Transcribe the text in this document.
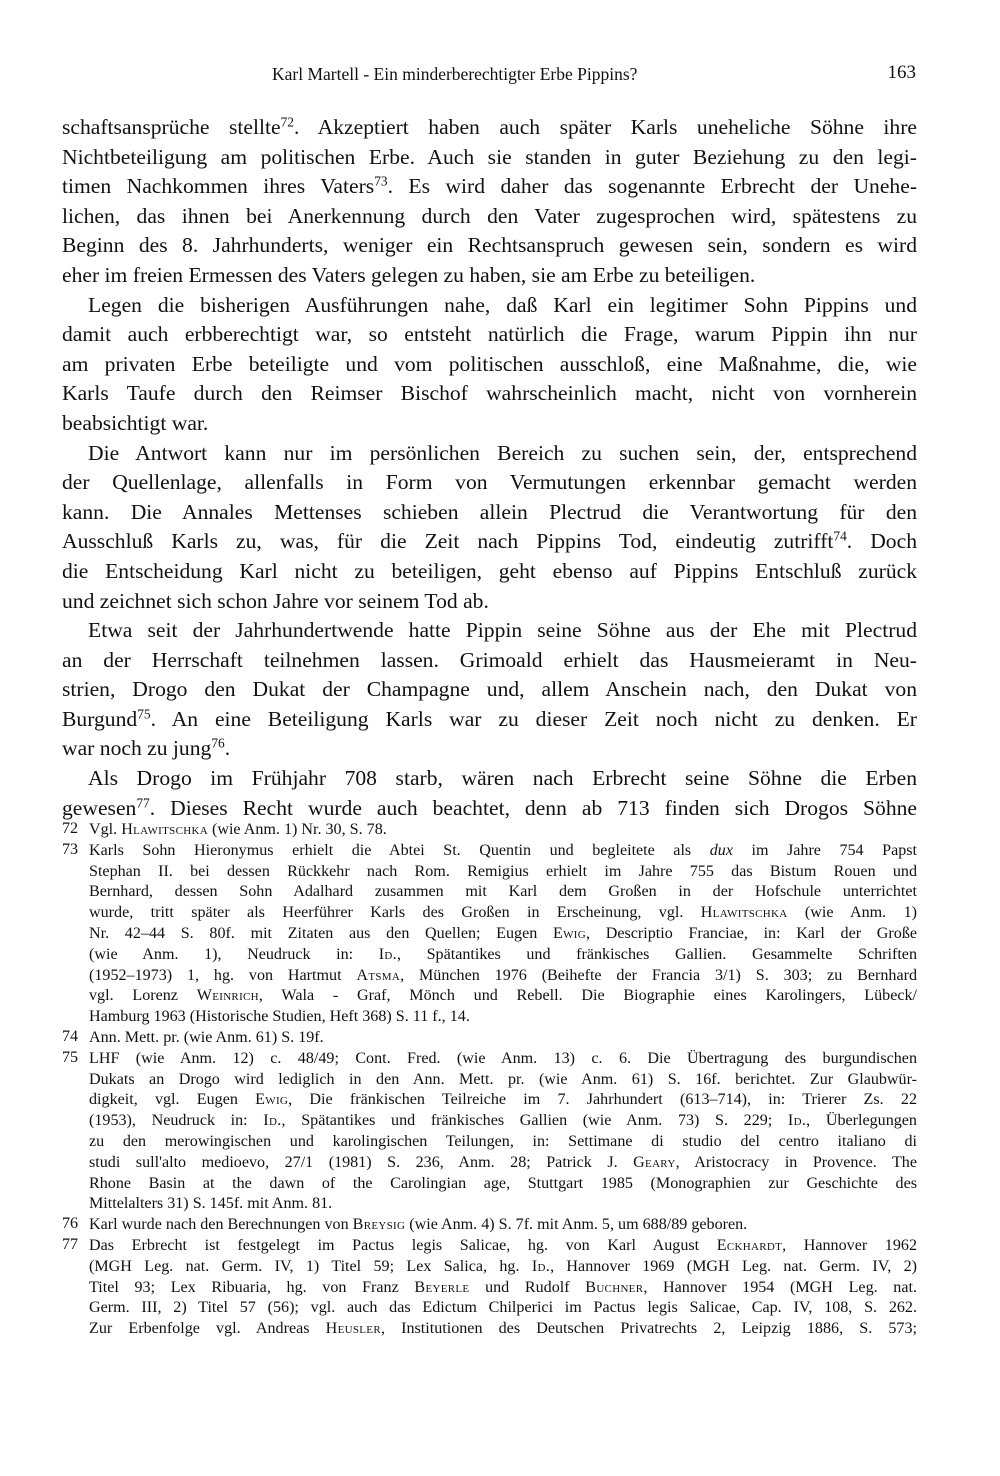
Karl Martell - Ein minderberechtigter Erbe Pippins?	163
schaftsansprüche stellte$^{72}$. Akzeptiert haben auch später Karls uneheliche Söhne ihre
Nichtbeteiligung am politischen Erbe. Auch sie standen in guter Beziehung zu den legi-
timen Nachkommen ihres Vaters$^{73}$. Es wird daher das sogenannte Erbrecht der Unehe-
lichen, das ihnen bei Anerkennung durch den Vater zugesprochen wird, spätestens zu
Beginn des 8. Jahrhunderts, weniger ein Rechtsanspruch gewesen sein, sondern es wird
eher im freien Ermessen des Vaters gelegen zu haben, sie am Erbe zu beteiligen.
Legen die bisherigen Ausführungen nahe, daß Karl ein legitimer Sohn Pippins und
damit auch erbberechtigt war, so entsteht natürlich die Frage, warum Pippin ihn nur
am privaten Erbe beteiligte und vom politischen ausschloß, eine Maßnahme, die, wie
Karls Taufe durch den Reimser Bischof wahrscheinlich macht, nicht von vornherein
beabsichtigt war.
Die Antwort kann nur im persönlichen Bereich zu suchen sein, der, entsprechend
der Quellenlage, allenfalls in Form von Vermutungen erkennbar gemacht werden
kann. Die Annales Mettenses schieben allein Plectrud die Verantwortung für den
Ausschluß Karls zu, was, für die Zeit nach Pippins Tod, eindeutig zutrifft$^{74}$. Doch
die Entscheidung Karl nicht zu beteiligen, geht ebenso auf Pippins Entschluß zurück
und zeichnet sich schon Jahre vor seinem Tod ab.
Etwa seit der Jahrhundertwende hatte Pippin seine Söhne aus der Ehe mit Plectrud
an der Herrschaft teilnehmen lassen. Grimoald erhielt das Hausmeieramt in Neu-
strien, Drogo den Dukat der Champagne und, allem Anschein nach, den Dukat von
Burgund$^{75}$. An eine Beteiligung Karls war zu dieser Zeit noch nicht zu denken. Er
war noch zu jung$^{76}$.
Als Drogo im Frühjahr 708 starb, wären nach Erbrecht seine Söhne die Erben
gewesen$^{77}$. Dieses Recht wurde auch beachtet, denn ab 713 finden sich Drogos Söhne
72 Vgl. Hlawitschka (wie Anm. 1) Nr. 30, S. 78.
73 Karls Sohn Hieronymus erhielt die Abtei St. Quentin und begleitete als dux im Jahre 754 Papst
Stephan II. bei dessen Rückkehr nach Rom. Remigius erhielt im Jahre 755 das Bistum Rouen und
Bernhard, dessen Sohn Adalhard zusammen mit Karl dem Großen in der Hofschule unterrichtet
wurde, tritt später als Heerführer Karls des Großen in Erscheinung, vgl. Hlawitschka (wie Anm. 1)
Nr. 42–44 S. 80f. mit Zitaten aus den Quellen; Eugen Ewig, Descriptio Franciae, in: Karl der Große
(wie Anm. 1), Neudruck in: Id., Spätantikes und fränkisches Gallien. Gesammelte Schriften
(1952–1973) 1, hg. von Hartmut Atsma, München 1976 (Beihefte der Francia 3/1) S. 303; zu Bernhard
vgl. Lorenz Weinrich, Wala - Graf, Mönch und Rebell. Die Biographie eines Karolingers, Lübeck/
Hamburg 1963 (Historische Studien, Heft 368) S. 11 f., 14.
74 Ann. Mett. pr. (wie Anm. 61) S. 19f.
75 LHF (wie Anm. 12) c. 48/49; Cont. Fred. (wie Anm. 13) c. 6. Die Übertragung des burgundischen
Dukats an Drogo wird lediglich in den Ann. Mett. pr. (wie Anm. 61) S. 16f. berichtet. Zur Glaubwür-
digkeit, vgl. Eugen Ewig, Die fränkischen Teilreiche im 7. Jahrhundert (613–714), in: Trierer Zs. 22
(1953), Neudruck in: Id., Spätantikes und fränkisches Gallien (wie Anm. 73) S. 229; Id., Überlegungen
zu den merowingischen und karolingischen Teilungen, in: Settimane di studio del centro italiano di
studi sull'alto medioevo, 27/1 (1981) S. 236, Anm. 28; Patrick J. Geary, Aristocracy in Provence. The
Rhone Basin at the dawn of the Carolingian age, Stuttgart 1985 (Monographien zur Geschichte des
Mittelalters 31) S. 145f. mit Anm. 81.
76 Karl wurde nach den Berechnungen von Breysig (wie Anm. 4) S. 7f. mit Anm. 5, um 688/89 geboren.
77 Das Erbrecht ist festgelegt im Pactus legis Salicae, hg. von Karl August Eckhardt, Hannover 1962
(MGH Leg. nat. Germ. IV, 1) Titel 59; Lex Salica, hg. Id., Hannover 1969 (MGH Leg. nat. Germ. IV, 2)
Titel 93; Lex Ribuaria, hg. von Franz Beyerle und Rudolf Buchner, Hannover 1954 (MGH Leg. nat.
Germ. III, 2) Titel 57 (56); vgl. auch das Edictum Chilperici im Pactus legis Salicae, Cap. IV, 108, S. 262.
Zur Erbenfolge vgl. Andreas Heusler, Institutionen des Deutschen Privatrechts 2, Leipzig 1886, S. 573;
================
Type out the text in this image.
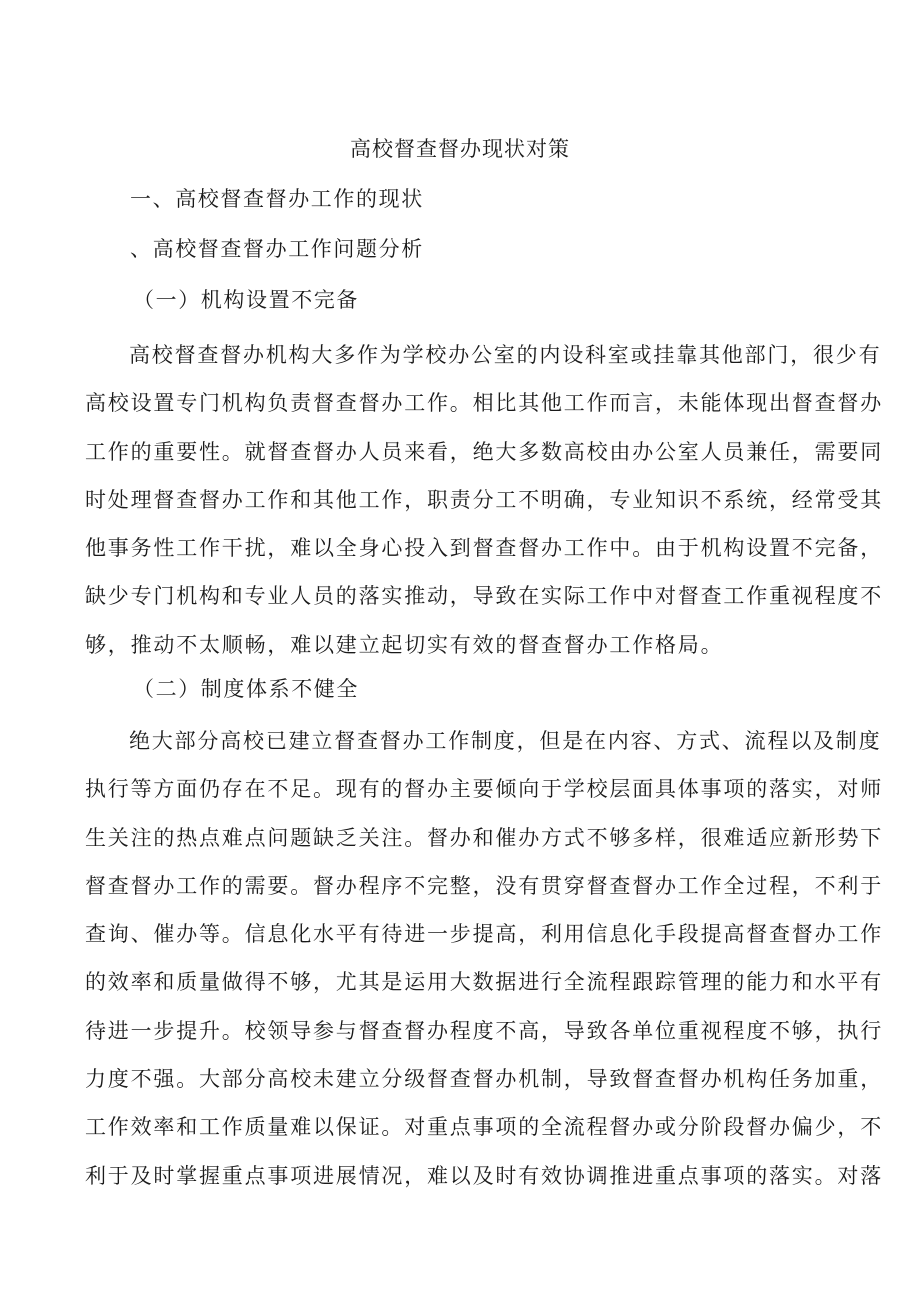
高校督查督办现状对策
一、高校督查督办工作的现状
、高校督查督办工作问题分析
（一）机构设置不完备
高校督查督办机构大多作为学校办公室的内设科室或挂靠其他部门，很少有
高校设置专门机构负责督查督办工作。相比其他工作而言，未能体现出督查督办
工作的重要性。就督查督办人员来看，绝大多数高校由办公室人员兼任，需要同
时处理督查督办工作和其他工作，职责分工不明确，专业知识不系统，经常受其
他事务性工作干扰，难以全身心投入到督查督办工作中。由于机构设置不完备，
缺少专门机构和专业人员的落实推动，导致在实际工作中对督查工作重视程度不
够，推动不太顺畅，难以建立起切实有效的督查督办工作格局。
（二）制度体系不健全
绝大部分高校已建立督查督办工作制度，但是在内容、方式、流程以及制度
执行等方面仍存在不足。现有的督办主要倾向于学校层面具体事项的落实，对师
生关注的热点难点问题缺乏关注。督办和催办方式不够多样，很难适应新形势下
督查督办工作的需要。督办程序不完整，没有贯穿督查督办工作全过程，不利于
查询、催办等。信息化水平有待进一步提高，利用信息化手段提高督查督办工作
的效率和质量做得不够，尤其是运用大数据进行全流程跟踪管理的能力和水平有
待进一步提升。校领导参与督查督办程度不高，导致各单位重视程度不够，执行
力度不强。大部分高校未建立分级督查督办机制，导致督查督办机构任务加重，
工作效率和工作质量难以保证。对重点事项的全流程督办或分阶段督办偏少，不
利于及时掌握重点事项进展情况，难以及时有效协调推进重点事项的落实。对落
================
**Task goal**
What is the number of lines containing "this"? Give that number only.

**The answer**
2